Excerpts from a figure dataset:
+-------+

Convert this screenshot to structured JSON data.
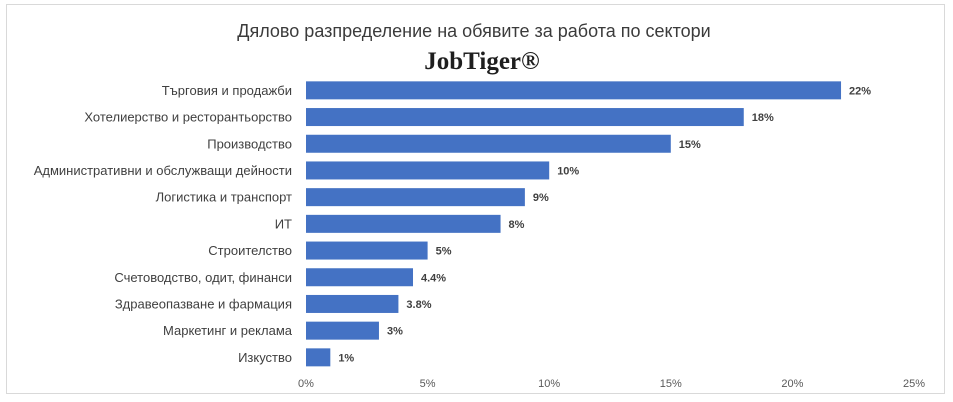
{
  "logo": {
    "text": "JobTiger®"
  },
  "chart_data": {
    "type": "bar",
    "orientation": "horizontal",
    "title": "Дялово разпределение на обявите за работа по сектори",
    "categories": [
      "Търговия и продажби",
      "Хотелиерство и ресторантьорство",
      "Производство",
      "Административни и обслужващи дейности",
      "Логистика и транспорт",
      "ИТ",
      "Строителство",
      "Счетоводство, одит, финанси",
      "Здравеопазване и фармация",
      "Маркетинг и реклама",
      "Изкуство"
    ],
    "values": [
      22,
      18,
      15,
      10,
      9,
      8,
      5,
      4.4,
      3.8,
      3,
      1
    ],
    "data_labels": [
      "22%",
      "18%",
      "15%",
      "10%",
      "9%",
      "8%",
      "5%",
      "4.4%",
      "3.8%",
      "3%",
      "1%"
    ],
    "x_ticks": [
      "0%",
      "5%",
      "10%",
      "15%",
      "20%",
      "25%"
    ],
    "xlim": [
      0,
      25
    ],
    "grid": false,
    "legend": "none",
    "bar_color": "#4472c4",
    "xlabel": "",
    "ylabel": ""
  }
}
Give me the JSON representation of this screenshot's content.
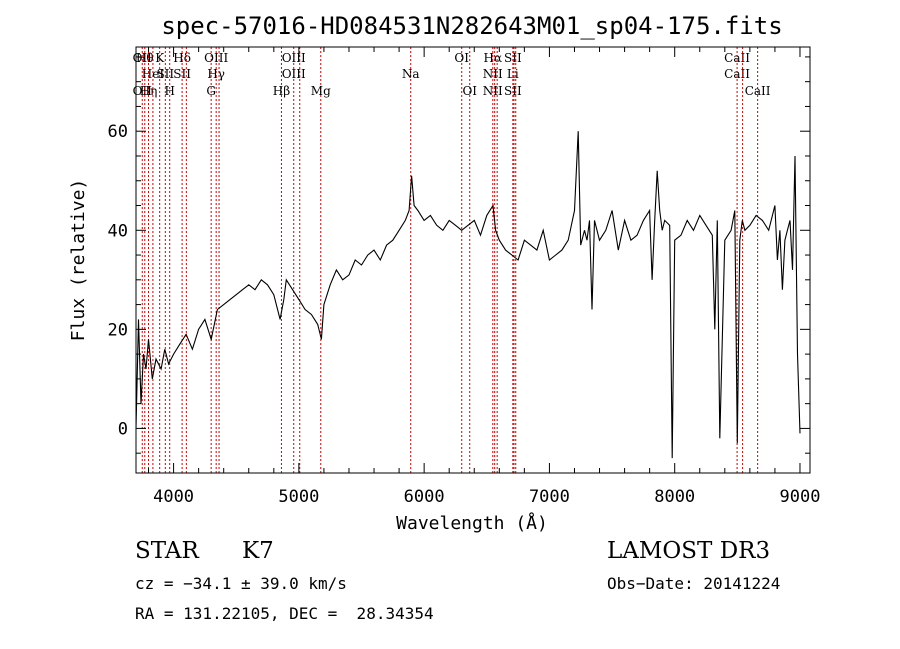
{
  "chart_data": {
    "type": "line",
    "title": "spec-57016-HD084531N282643M01_sp04-175.fits",
    "xlabel": "Wavelength (Å)",
    "ylabel": "Flux (relative)",
    "xlim": [
      3700,
      9080
    ],
    "ylim": [
      -9,
      77
    ],
    "xticks": [
      4000,
      5000,
      6000,
      7000,
      8000,
      9000
    ],
    "yticks": [
      0,
      20,
      40,
      60
    ],
    "grid": false,
    "line_color": "#000000",
    "marker_color": "#cc0000",
    "series": [
      {
        "name": "flux",
        "x": [
          3700,
          3720,
          3740,
          3760,
          3780,
          3800,
          3830,
          3860,
          3900,
          3930,
          3960,
          4000,
          4050,
          4100,
          4150,
          4200,
          4250,
          4300,
          4350,
          4400,
          4450,
          4500,
          4550,
          4600,
          4650,
          4700,
          4750,
          4800,
          4850,
          4880,
          4900,
          4950,
          5000,
          5050,
          5100,
          5150,
          5180,
          5200,
          5250,
          5300,
          5350,
          5400,
          5450,
          5500,
          5550,
          5600,
          5650,
          5700,
          5750,
          5800,
          5850,
          5880,
          5900,
          5920,
          5950,
          6000,
          6050,
          6100,
          6150,
          6200,
          6250,
          6300,
          6350,
          6400,
          6450,
          6500,
          6550,
          6570,
          6600,
          6650,
          6700,
          6750,
          6800,
          6850,
          6900,
          6950,
          7000,
          7050,
          7100,
          7150,
          7200,
          7230,
          7250,
          7280,
          7300,
          7320,
          7340,
          7360,
          7400,
          7450,
          7500,
          7550,
          7600,
          7650,
          7700,
          7750,
          7800,
          7820,
          7840,
          7860,
          7880,
          7900,
          7920,
          7960,
          7980,
          8000,
          8050,
          8100,
          8150,
          8200,
          8250,
          8300,
          8320,
          8340,
          8360,
          8400,
          8450,
          8480,
          8500,
          8520,
          8540,
          8560,
          8600,
          8650,
          8700,
          8750,
          8800,
          8820,
          8840,
          8860,
          8880,
          8900,
          8920,
          8940,
          8960,
          8980,
          9000
        ],
        "y": [
          0,
          22,
          5,
          15,
          12,
          18,
          10,
          14,
          12,
          16,
          13,
          15,
          17,
          19,
          16,
          20,
          22,
          18,
          24,
          25,
          26,
          27,
          28,
          29,
          28,
          30,
          29,
          27,
          22,
          26,
          30,
          28,
          26,
          24,
          23,
          21,
          18,
          25,
          29,
          32,
          30,
          31,
          34,
          33,
          35,
          36,
          34,
          37,
          38,
          40,
          42,
          44,
          51,
          45,
          44,
          42,
          43,
          41,
          40,
          42,
          41,
          40,
          41,
          42,
          39,
          43,
          45,
          40,
          38,
          36,
          35,
          34,
          38,
          37,
          36,
          40,
          34,
          35,
          36,
          38,
          44,
          60,
          37,
          40,
          38,
          42,
          24,
          42,
          38,
          40,
          44,
          36,
          42,
          38,
          39,
          42,
          44,
          30,
          42,
          52,
          44,
          40,
          42,
          41,
          -6,
          38,
          39,
          42,
          40,
          43,
          41,
          39,
          20,
          42,
          -2,
          38,
          40,
          44,
          -3,
          38,
          42,
          40,
          41,
          43,
          42,
          40,
          45,
          34,
          40,
          28,
          38,
          40,
          42,
          32,
          55,
          15,
          -1
        ]
      }
    ],
    "line_markers": [
      {
        "w": 3750,
        "top": "OII",
        "mid": "",
        "low": "OII"
      },
      {
        "w": 3770,
        "top": "Hθ",
        "mid": "",
        "low": ""
      },
      {
        "w": 3800,
        "top": "",
        "mid": "",
        "low": "Hη"
      },
      {
        "w": 3835,
        "top": "",
        "mid": "HeI",
        "low": ""
      },
      {
        "w": 3889,
        "top": "K",
        "mid": "",
        "low": ""
      },
      {
        "w": 3934,
        "top": "",
        "mid": "SII",
        "low": ""
      },
      {
        "w": 3969,
        "top": "",
        "mid": "",
        "low": "H"
      },
      {
        "w": 4068,
        "top": "Hδ",
        "mid": "SII",
        "low": ""
      },
      {
        "w": 4102,
        "top": "",
        "mid": "",
        "low": ""
      },
      {
        "w": 4300,
        "top": "",
        "mid": "",
        "low": "G"
      },
      {
        "w": 4340,
        "top": "OIII",
        "mid": "Hγ",
        "low": ""
      },
      {
        "w": 4363,
        "top": "",
        "mid": "",
        "low": ""
      },
      {
        "w": 4861,
        "top": "",
        "mid": "",
        "low": "Hβ"
      },
      {
        "w": 4959,
        "top": "OIII",
        "mid": "OIII",
        "low": ""
      },
      {
        "w": 5007,
        "top": "",
        "mid": "",
        "low": ""
      },
      {
        "w": 5175,
        "top": "",
        "mid": "",
        "low": "Mg"
      },
      {
        "w": 5893,
        "top": "",
        "mid": "Na",
        "low": ""
      },
      {
        "w": 6300,
        "top": "OI",
        "mid": "",
        "low": ""
      },
      {
        "w": 6364,
        "top": "",
        "mid": "",
        "low": "OI"
      },
      {
        "w": 6548,
        "top": "Hα",
        "mid": "NII",
        "low": "NII"
      },
      {
        "w": 6563,
        "top": "",
        "mid": "",
        "low": ""
      },
      {
        "w": 6583,
        "top": "",
        "mid": "",
        "low": ""
      },
      {
        "w": 6708,
        "top": "SII",
        "mid": "Li",
        "low": "SII"
      },
      {
        "w": 6717,
        "top": "",
        "mid": "",
        "low": ""
      },
      {
        "w": 6731,
        "top": "",
        "mid": "",
        "low": ""
      },
      {
        "w": 8498,
        "top": "CaII",
        "mid": "CaII",
        "low": ""
      },
      {
        "w": 8542,
        "top": "",
        "mid": "",
        "low": ""
      },
      {
        "w": 8662,
        "top": "",
        "mid": "",
        "low": "CaII"
      }
    ]
  },
  "info": {
    "object_class": "STAR",
    "subclass": "K7",
    "survey": "LAMOST DR3",
    "cz": "cz = −34.1 ± 39.0 km/s",
    "obs_date": "Obs−Date: 20141224",
    "coords": "RA = 131.22105, DEC =  28.34354"
  }
}
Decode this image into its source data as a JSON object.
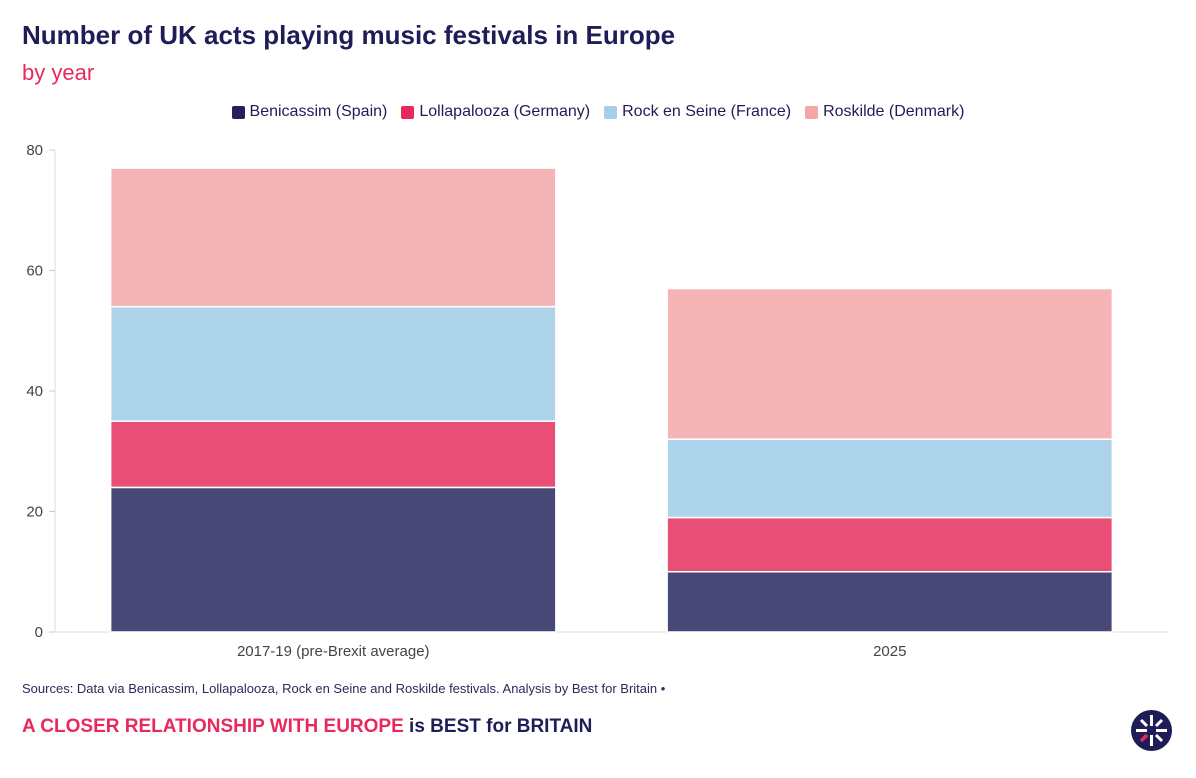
{
  "chart_data": {
    "type": "bar",
    "stacked": true,
    "title": "Number of UK acts playing music festivals in Europe",
    "subtitle": "by year",
    "categories": [
      "2017-19 (pre-Brexit average)",
      "2025"
    ],
    "series": [
      {
        "name": "Benicassim (Spain)",
        "values": [
          24,
          10
        ],
        "color": "#474875",
        "legend_color": "#22215a"
      },
      {
        "name": "Lollapalooza (Germany)",
        "values": [
          11,
          9
        ],
        "color": "#e94f76",
        "legend_color": "#e8295c"
      },
      {
        "name": "Rock en Seine (France)",
        "values": [
          19,
          13
        ],
        "color": "#aed4ec",
        "legend_color": "#a6cdea"
      },
      {
        "name": "Roskilde (Denmark)",
        "values": [
          23,
          25
        ],
        "color": "#f5b4b5",
        "legend_color": "#f4a6a8"
      }
    ],
    "ylim": [
      0,
      80
    ],
    "yticks": [
      "0",
      "20",
      "40",
      "60",
      "80"
    ],
    "xlabel": "",
    "ylabel": "",
    "legend": "top-center",
    "grid": false
  },
  "footer": {
    "source": "Sources: Data via Benicassim, Lollapalooza, Rock en Seine and Roskilde festivals. Analysis by Best for Britain •",
    "tagline_a": "A CLOSER RELATIONSHIP WITH EUROPE",
    "tagline_b": " is BEST for BRITAIN",
    "logo": "Best for Britain logo"
  }
}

+-------+

EXERCISE OBJECTIVE: Your task is to collect every line above that contains the word "JSON".

WRITTEN RESPONSE:
Convert this screenshot to structured JSON data.
Give me the JSON representation of this screenshot's content.
Decode this image into its source data as a JSON object.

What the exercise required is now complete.